**SHORT TASK:** Report how many lines in the records hold the string "screenshot"; give the number and nothing else.

**DATA SHOWN:**
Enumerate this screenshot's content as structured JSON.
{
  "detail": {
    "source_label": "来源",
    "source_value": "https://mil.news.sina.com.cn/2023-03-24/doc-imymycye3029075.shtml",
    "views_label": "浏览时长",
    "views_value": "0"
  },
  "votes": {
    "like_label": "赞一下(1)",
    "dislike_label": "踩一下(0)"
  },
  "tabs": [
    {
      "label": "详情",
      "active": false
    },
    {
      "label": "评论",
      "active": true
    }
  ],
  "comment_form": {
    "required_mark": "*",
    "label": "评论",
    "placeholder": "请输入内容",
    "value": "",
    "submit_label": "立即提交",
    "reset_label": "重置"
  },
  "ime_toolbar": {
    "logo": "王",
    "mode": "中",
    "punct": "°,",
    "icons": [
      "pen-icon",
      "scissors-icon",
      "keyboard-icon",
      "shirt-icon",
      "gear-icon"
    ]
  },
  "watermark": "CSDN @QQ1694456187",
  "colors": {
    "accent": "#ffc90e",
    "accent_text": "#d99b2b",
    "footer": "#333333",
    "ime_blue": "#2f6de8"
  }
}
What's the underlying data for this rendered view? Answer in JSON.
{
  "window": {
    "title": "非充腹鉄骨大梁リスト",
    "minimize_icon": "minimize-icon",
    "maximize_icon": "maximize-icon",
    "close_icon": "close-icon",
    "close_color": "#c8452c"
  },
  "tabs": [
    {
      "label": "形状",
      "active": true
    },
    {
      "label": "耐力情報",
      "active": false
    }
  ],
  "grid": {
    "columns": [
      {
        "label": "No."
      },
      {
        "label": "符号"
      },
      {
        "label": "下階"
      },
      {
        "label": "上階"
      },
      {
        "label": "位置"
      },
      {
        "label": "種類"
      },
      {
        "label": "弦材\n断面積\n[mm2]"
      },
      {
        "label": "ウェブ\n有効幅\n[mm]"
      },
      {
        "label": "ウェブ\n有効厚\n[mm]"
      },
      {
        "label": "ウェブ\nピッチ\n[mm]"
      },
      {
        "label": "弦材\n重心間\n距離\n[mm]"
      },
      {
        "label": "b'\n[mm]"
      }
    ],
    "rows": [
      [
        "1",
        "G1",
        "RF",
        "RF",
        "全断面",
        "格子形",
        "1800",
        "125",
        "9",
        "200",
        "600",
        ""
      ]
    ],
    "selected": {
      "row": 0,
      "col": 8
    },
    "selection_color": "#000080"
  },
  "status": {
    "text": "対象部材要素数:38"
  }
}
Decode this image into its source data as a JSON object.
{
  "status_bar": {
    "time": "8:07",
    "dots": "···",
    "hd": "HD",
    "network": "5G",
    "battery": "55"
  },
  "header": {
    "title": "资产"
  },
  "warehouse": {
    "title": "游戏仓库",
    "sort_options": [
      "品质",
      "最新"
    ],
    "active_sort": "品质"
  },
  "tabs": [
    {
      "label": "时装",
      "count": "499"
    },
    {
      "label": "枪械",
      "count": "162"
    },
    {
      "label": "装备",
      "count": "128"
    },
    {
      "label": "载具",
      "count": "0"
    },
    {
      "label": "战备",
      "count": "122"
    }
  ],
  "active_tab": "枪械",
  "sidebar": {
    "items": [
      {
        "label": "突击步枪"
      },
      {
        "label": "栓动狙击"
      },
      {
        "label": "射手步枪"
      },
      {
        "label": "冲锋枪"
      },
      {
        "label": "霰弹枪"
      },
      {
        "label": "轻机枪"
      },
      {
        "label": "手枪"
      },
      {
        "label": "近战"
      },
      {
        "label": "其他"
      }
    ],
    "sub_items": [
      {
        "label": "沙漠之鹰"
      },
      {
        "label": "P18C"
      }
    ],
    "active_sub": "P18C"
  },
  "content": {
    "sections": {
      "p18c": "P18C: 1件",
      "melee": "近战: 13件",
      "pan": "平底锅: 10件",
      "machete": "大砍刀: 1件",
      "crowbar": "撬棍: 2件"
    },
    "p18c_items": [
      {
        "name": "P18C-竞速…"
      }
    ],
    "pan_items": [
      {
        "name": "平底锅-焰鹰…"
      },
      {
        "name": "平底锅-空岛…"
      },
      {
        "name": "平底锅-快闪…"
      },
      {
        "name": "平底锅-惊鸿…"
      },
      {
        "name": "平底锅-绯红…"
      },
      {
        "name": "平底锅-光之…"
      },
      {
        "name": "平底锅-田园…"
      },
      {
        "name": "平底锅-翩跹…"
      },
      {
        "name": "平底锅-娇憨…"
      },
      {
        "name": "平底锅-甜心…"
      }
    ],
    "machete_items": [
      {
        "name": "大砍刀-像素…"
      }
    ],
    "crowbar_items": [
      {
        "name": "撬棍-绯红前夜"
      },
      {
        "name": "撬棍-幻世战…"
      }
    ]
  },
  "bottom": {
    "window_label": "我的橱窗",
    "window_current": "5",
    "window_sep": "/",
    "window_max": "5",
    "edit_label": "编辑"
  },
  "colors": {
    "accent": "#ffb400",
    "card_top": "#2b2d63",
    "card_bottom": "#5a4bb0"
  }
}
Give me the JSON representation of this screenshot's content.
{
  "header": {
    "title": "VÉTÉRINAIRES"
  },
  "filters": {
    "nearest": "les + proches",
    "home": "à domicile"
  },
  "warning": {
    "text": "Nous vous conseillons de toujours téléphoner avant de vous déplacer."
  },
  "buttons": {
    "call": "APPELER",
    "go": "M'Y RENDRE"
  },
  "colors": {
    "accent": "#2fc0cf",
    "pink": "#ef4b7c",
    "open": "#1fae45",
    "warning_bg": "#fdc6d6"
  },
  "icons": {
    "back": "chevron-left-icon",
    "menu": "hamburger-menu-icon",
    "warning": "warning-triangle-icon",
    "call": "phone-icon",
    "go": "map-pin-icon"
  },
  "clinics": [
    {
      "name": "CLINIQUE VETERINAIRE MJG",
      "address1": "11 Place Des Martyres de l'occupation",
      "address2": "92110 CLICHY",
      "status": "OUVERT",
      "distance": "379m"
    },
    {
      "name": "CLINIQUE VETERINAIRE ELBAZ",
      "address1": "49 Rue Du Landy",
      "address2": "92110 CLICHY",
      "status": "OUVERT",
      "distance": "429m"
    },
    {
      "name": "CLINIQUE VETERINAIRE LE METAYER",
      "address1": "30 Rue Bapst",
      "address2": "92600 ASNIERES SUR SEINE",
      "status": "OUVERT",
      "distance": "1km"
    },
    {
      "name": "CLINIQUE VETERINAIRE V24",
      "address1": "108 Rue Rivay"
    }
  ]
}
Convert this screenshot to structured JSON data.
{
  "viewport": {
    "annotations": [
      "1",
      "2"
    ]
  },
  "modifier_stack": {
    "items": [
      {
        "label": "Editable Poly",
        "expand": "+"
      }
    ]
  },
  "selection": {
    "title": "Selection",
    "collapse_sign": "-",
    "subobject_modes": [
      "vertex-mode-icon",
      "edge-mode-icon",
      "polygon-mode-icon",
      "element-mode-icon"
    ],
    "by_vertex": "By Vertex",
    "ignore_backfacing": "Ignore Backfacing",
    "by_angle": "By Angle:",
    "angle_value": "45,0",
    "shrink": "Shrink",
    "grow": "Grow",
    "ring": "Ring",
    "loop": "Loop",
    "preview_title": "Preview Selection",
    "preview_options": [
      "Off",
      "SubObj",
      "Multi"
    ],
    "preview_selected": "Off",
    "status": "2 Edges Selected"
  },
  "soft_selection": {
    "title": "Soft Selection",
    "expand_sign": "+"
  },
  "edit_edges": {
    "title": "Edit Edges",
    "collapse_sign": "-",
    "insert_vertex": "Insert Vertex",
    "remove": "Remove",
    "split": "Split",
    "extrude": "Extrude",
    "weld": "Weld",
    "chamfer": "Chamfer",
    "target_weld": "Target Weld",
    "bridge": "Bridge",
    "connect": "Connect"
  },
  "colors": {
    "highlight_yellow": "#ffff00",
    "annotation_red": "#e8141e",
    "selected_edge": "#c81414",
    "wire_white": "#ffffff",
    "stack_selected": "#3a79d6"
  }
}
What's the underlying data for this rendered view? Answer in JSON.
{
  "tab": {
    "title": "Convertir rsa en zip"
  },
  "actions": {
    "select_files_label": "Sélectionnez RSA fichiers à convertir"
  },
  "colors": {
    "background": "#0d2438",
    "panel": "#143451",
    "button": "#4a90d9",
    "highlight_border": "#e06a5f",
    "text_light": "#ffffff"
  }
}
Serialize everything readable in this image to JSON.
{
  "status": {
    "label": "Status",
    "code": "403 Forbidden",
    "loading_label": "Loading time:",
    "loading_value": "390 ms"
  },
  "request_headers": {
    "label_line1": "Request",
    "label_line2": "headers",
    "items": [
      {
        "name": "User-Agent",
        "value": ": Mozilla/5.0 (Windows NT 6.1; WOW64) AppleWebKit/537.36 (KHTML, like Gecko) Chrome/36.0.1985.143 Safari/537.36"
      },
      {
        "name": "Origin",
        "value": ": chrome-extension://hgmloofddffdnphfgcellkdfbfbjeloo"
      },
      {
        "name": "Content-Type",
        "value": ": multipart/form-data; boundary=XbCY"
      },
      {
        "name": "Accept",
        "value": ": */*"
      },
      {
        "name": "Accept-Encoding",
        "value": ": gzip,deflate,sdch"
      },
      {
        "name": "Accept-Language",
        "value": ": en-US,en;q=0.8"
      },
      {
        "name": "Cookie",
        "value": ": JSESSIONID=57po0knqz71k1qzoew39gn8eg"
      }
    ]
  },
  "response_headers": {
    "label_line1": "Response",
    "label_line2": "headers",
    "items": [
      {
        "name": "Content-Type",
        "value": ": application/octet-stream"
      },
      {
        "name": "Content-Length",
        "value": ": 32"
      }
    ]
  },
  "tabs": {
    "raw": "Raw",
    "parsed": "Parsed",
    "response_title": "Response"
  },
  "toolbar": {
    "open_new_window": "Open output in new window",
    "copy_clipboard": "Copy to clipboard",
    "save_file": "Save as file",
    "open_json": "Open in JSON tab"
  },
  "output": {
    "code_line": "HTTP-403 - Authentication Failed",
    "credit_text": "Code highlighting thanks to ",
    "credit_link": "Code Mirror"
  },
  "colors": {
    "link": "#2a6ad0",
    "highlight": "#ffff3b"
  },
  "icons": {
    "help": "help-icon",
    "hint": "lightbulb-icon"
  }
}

**WRITTEN ANSWER:** 3